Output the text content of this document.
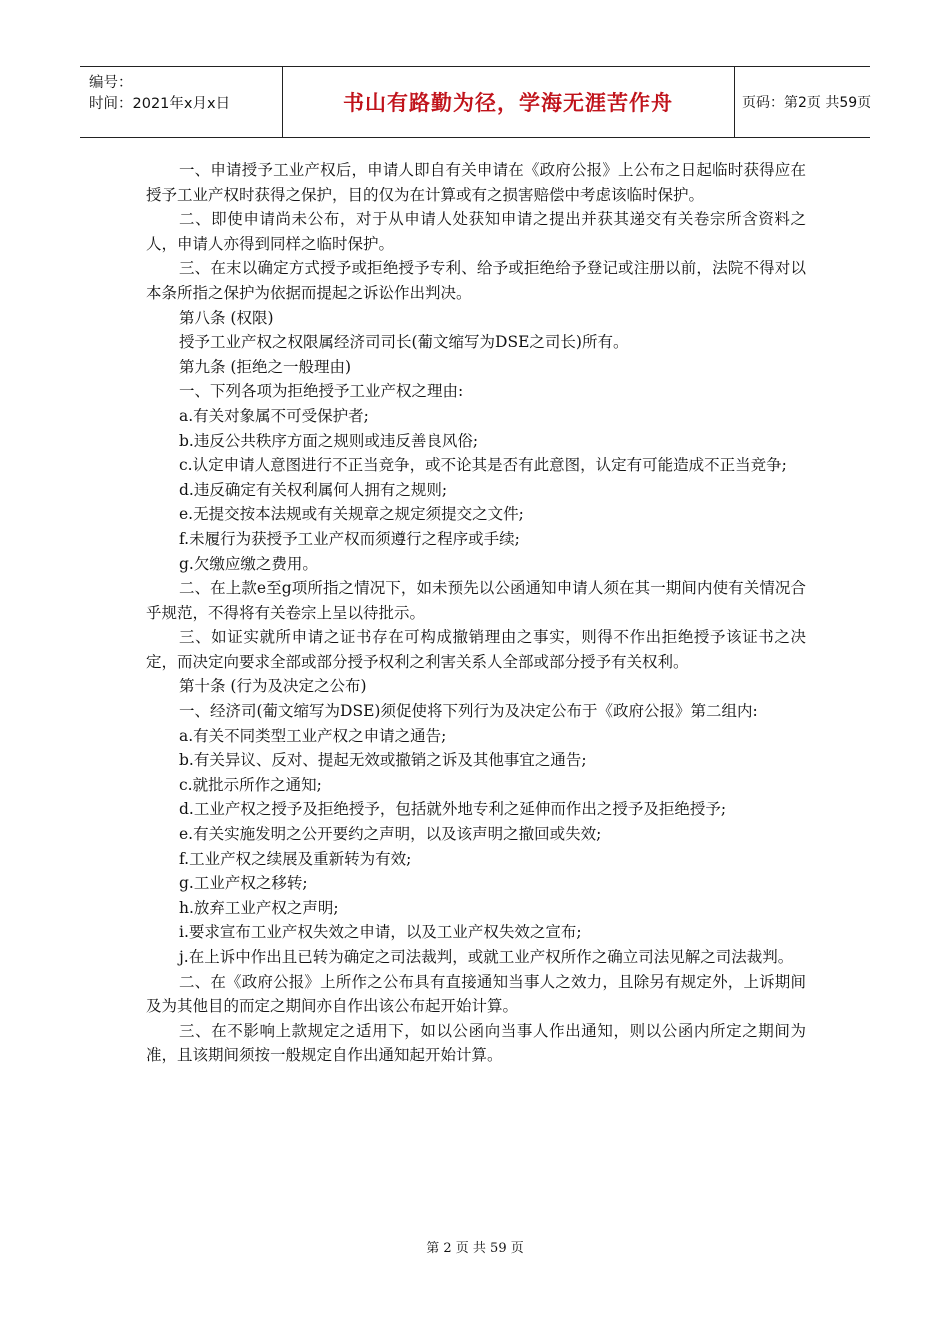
编号：
时间：2021年x月x日	书山有路勤为径，学海无涯苦作舟	页码：第2页 共59页

一、申请授予工业产权后，申请人即自有关申请在《政府公报》上公布之日起临时获得应在授予工业产权时获得之保护，目的仅为在计算或有之损害赔偿中考虑该临时保护。

二、即使申请尚未公布，对于从申请人处获知申请之提出并获其递交有关卷宗所含资料之人，申请人亦得到同样之临时保护。

三、在末以确定方式授予或拒绝授予专利、给予或拒绝给予登记或注册以前，法院不得对以本条所指之保护为依据而提起之诉讼作出判决。

第八条 (权限)

授予工业产权之权限属经济司司长(葡文缩写为DSE之司长)所有。

第九条 (拒绝之一般理由)

一、下列各项为拒绝授予工业产权之理由:

a.有关对象属不可受保护者;

b.违反公共秩序方面之规则或违反善良风俗;

c.认定申请人意图进行不正当竞争，或不论其是否有此意图，认定有可能造成不正当竞争;

d.违反确定有关权利属何人拥有之规则;

e.无提交按本法规或有关规章之规定须提交之文件;

f.未履行为获授予工业产权而须遵行之程序或手续;

g.欠缴应缴之费用。

二、在上款e至g项所指之情况下，如未预先以公函通知申请人须在其一期间内使有关情况合乎规范，不得将有关卷宗上呈以待批示。

三、如证实就所申请之证书存在可构成撤销理由之事实，则得不作出拒绝授予该证书之决定，而决定向要求全部或部分授予权利之利害关系人全部或部分授予有关权利。

第十条 (行为及决定之公布)

一、经济司(葡文缩写为DSE)须促使将下列行为及决定公布于《政府公报》第二组内:

a.有关不同类型工业产权之申请之通告;

b.有关异议、反对、提起无效或撤销之诉及其他事宜之通告;

c.就批示所作之通知;

d.工业产权之授予及拒绝授予，包括就外地专利之延伸而作出之授予及拒绝授予;

e.有关实施发明之公开要约之声明，以及该声明之撤回或失效;

f.工业产权之续展及重新转为有效;

g.工业产权之移转;

h.放弃工业产权之声明;

i.要求宣布工业产权失效之申请，以及工业产权失效之宣布;

j.在上诉中作出且已转为确定之司法裁判，或就工业产权所作之确立司法见解之司法裁判。

二、在《政府公报》上所作之公布具有直接通知当事人之效力，且除另有规定外，上诉期间及为其他目的而定之期间亦自作出该公布起开始计算。

三、在不影响上款规定之适用下，如以公函向当事人作出通知，则以公函内所定之期间为准，且该期间须按一般规定自作出通知起开始计算。

第 2 页 共 59 页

○ ○ ○

## [Work required]
Restate the whole of the material word for word without the pictures.

## [Output of the task]
Output the text content of this document.
编号：
时间：2021年x月x日	书山有路勤为径，学海无涯苦作舟	页码：第2页 共59页

一、申请授予工业产权后，申请人即自有关申请在《政府公报》上公布之日起临时获得应在授予工业产权时获得之保护，目的仅为在计算或有之损害赔偿中考虑该临时保护。

二、即使申请尚未公布，对于从申请人处获知申请之提出并获其递交有关卷宗所含资料之人，申请人亦得到同样之临时保护。

三、在末以确定方式授予或拒绝授予专利、给予或拒绝给予登记或注册以前，法院不得对以本条所指之保护为依据而提起之诉讼作出判决。

第八条 (权限)

授予工业产权之权限属经济司司长(葡文缩写为DSE之司长)所有。

第九条 (拒绝之一般理由)

一、下列各项为拒绝授予工业产权之理由:

a.有关对象属不可受保护者;

b.违反公共秩序方面之规则或违反善良风俗;

c.认定申请人意图进行不正当竞争，或不论其是否有此意图，认定有可能造成不正当竞争;

d.违反确定有关权利属何人拥有之规则;

e.无提交按本法规或有关规章之规定须提交之文件;

f.未履行为获授予工业产权而须遵行之程序或手续;

g.欠缴应缴之费用。

二、在上款e至g项所指之情况下，如未预先以公函通知申请人须在其一期间内使有关情况合乎规范，不得将有关卷宗上呈以待批示。

三、如证实就所申请之证书存在可构成撤销理由之事实，则得不作出拒绝授予该证书之决定，而决定向要求全部或部分授予权利之利害关系人全部或部分授予有关权利。

第十条 (行为及决定之公布)

一、经济司(葡文缩写为DSE)须促使将下列行为及决定公布于《政府公报》第二组内:

a.有关不同类型工业产权之申请之通告;

b.有关异议、反对、提起无效或撤销之诉及其他事宜之通告;

c.就批示所作之通知;

d.工业产权之授予及拒绝授予，包括就外地专利之延伸而作出之授予及拒绝授予;

e.有关实施发明之公开要约之声明，以及该声明之撤回或失效;

f.工业产权之续展及重新转为有效;

g.工业产权之移转;

h.放弃工业产权之声明;

i.要求宣布工业产权失效之申请，以及工业产权失效之宣布;

j.在上诉中作出且已转为确定之司法裁判，或就工业产权所作之确立司法见解之司法裁判。

二、在《政府公报》上所作之公布具有直接通知当事人之效力，且除另有规定外，上诉期间及为其他目的而定之期间亦自作出该公布起开始计算。

三、在不影响上款规定之适用下，如以公函向当事人作出通知，则以公函内所定之期间为准，且该期间须按一般规定自作出通知起开始计算。

第 2 页 共 59 页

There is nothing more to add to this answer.